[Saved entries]
━━━━━━━━━━━━━━━━━━━━━━━━━━━━━━
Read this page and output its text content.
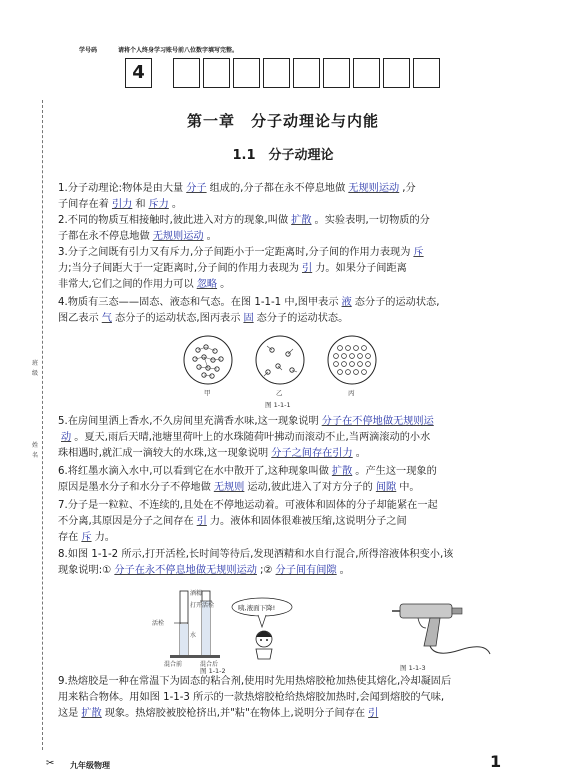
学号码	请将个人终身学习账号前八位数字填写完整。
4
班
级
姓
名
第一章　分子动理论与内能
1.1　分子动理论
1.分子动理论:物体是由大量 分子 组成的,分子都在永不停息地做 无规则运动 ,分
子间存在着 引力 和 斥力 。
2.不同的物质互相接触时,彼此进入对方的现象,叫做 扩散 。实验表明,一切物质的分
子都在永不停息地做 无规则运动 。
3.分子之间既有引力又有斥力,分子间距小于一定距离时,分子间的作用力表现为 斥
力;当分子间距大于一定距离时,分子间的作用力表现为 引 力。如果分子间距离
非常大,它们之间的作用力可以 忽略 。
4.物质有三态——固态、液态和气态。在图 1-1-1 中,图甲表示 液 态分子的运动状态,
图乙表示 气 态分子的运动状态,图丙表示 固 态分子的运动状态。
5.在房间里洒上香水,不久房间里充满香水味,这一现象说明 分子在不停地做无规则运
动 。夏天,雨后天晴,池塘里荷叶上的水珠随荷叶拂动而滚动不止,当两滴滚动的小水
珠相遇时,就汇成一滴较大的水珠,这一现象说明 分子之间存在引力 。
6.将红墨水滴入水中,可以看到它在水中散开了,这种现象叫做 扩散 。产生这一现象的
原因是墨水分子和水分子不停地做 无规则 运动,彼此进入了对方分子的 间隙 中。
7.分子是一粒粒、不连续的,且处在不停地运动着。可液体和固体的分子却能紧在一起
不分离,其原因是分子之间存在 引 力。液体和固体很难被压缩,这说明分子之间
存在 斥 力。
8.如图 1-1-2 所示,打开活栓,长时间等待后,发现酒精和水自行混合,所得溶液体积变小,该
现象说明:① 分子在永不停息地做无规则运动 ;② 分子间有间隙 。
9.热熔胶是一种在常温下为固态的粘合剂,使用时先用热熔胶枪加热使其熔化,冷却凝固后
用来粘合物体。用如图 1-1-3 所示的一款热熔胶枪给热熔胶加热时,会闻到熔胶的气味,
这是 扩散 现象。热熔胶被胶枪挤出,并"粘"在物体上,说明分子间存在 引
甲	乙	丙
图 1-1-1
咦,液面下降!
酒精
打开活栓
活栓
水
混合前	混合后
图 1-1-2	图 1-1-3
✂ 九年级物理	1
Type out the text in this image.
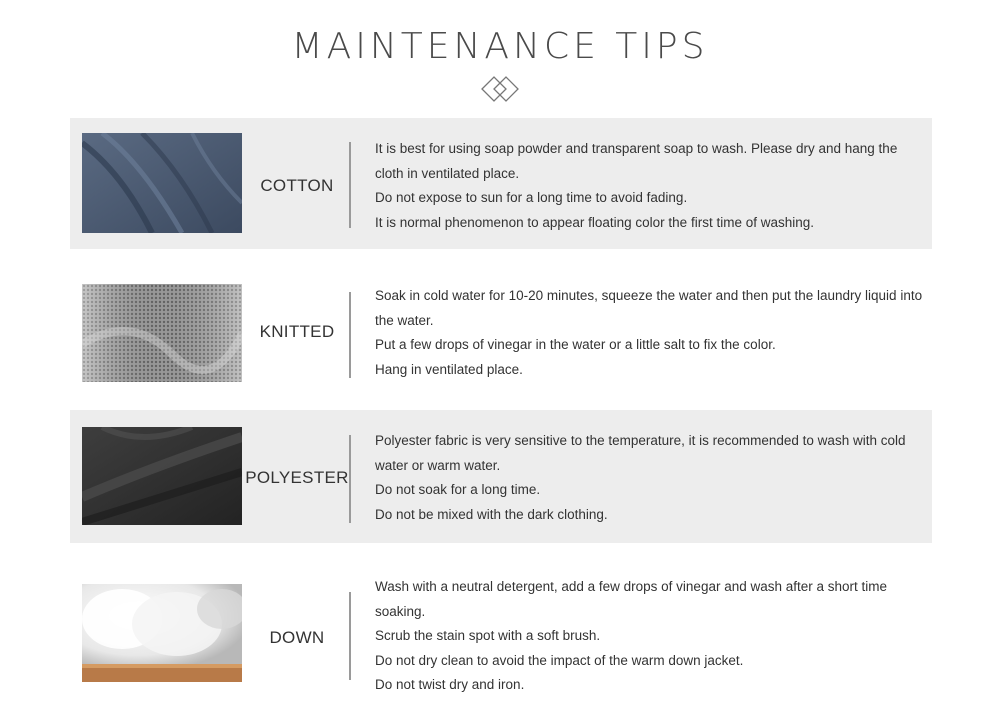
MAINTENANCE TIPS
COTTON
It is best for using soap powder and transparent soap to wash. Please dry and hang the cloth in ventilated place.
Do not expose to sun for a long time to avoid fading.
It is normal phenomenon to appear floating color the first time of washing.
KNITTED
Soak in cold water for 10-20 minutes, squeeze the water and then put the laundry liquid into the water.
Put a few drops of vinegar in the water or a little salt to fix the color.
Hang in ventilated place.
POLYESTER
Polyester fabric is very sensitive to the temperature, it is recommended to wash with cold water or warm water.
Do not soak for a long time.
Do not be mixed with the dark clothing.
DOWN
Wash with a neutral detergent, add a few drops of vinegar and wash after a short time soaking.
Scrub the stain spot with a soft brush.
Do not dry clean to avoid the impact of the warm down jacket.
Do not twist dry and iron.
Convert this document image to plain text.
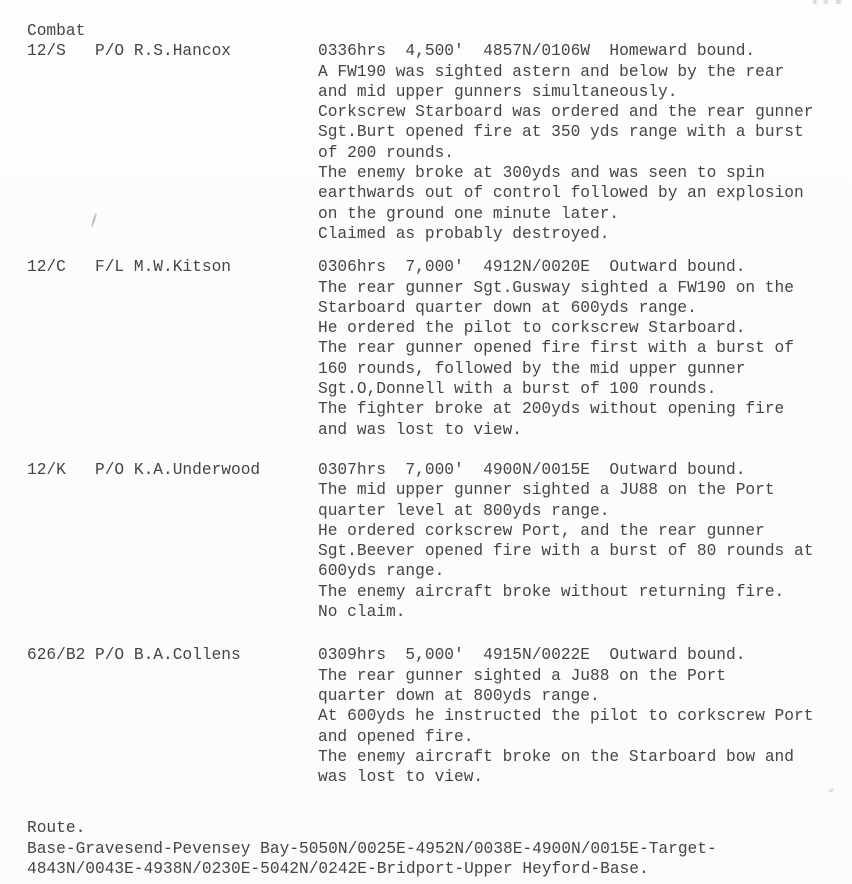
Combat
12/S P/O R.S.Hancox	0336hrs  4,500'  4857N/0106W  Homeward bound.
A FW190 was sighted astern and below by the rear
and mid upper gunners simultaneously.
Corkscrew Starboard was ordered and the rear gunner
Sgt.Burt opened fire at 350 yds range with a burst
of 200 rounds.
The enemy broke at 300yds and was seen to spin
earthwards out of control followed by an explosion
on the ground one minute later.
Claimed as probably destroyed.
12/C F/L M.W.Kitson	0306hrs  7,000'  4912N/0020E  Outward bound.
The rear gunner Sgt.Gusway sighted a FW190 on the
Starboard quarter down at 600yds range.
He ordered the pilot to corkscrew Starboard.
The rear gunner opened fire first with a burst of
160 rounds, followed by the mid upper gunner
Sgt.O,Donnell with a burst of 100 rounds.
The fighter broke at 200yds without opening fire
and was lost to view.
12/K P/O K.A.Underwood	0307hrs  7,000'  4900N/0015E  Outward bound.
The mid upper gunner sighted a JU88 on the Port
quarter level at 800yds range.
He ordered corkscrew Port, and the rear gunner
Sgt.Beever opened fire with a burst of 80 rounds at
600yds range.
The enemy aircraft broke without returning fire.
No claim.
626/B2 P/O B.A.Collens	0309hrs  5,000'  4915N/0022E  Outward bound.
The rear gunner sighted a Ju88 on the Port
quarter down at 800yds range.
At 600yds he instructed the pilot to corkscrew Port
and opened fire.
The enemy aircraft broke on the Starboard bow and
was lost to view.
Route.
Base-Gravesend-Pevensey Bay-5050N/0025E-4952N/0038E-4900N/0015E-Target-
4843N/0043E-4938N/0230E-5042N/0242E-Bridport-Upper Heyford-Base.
━━━━━━━━━━━━━━━━━━━━━━━━━━━━━━
### THE TASK
Reproduce each line of the material containing the word "warm".

### RESPONSE FOR THIS EXERCISE
Polyester fabric is very sensitive to the temperature, it is recommended to wash with cold water or warm water.
Do not dry clean to avoid the impact of the warm down jacket.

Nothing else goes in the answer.